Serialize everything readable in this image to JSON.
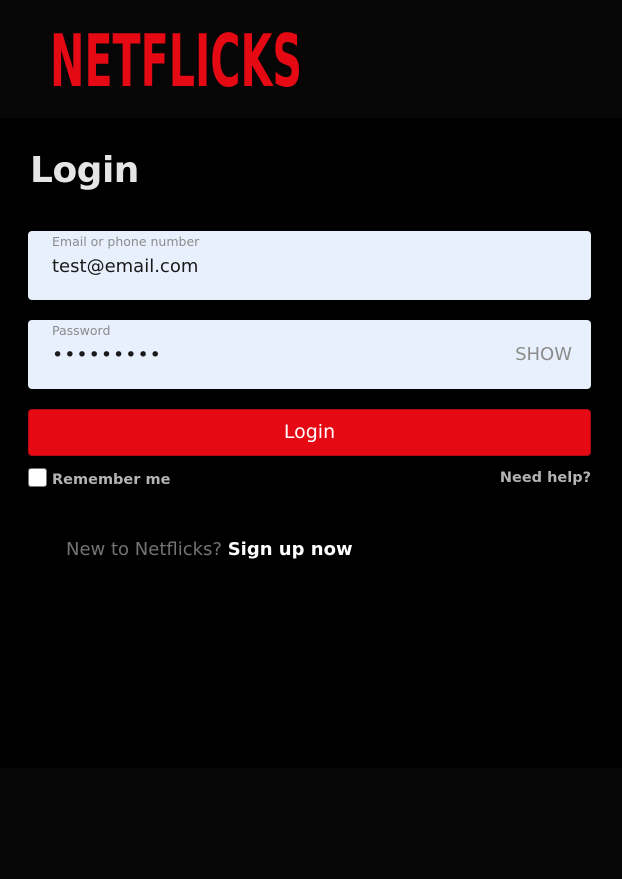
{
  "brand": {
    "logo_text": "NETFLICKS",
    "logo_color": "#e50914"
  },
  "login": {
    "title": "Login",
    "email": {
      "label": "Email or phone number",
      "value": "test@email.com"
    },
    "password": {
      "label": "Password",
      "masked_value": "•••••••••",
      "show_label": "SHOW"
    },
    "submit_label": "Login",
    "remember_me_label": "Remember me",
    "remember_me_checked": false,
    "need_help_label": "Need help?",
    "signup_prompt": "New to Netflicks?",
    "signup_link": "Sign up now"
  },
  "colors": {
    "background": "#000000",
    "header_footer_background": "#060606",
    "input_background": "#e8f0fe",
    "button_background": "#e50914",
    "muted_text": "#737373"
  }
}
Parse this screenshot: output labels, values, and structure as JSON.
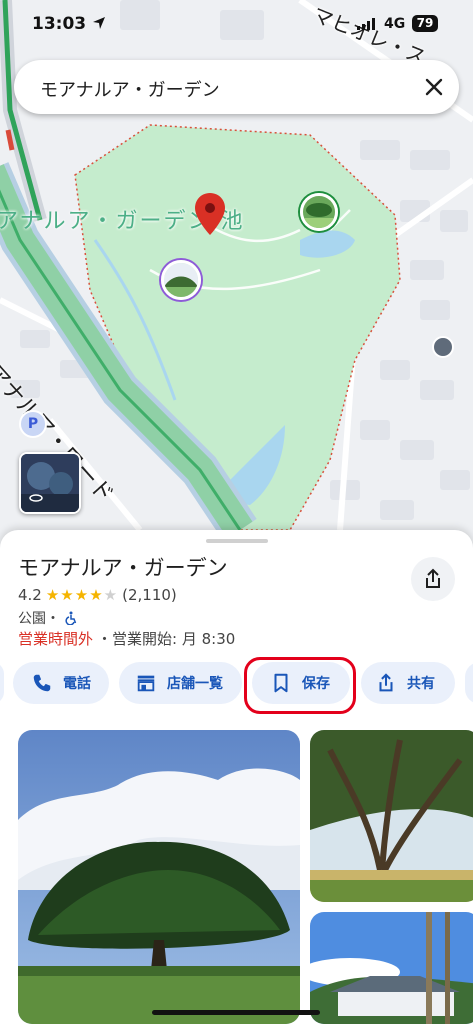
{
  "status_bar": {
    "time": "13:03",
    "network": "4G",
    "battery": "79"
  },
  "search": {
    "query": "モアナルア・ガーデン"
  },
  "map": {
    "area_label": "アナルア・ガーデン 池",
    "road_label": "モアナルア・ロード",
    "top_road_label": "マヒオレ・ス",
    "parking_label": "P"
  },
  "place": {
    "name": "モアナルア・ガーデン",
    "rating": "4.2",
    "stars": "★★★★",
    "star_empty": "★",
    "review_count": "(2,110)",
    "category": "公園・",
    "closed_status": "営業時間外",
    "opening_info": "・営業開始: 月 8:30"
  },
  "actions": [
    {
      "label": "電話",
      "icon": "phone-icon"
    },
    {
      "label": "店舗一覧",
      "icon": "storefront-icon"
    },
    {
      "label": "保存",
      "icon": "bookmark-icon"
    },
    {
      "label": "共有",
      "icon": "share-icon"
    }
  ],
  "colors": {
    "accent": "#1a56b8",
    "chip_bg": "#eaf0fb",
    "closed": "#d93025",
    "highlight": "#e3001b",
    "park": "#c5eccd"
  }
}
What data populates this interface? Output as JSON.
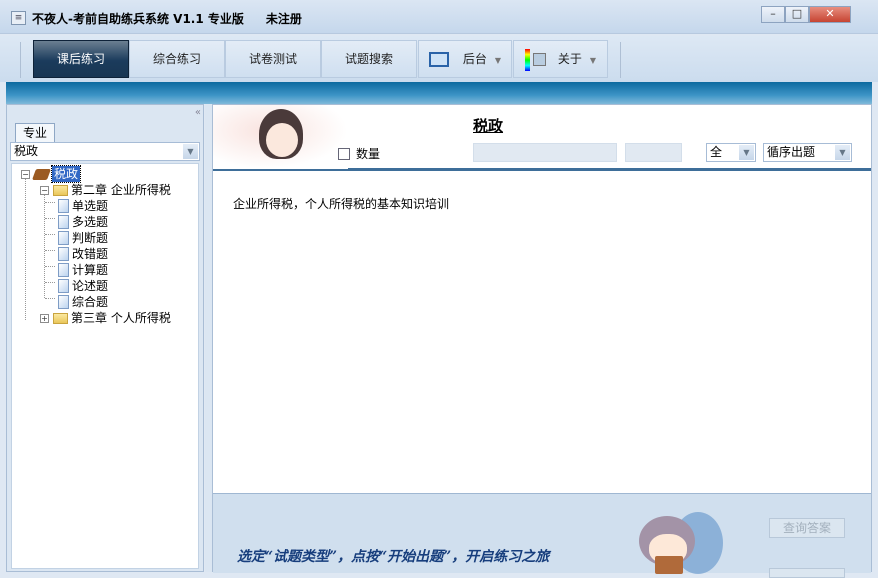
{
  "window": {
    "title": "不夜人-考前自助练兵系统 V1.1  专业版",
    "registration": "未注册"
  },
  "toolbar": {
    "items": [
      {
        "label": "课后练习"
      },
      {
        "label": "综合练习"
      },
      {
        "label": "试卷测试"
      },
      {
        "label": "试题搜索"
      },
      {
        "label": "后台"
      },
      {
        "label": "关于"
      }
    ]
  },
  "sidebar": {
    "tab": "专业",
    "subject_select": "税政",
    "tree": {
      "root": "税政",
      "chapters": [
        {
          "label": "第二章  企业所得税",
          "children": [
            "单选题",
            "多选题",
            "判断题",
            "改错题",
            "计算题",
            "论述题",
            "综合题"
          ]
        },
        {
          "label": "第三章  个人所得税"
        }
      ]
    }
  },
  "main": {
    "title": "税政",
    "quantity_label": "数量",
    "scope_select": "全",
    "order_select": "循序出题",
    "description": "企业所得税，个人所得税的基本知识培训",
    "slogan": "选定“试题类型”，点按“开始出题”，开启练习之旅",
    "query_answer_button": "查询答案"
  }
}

☆ ☆ ☆

- [Set task] How many lines in the records above contain the word "JSON"? Reply with the number alone.

- [Correct output] 3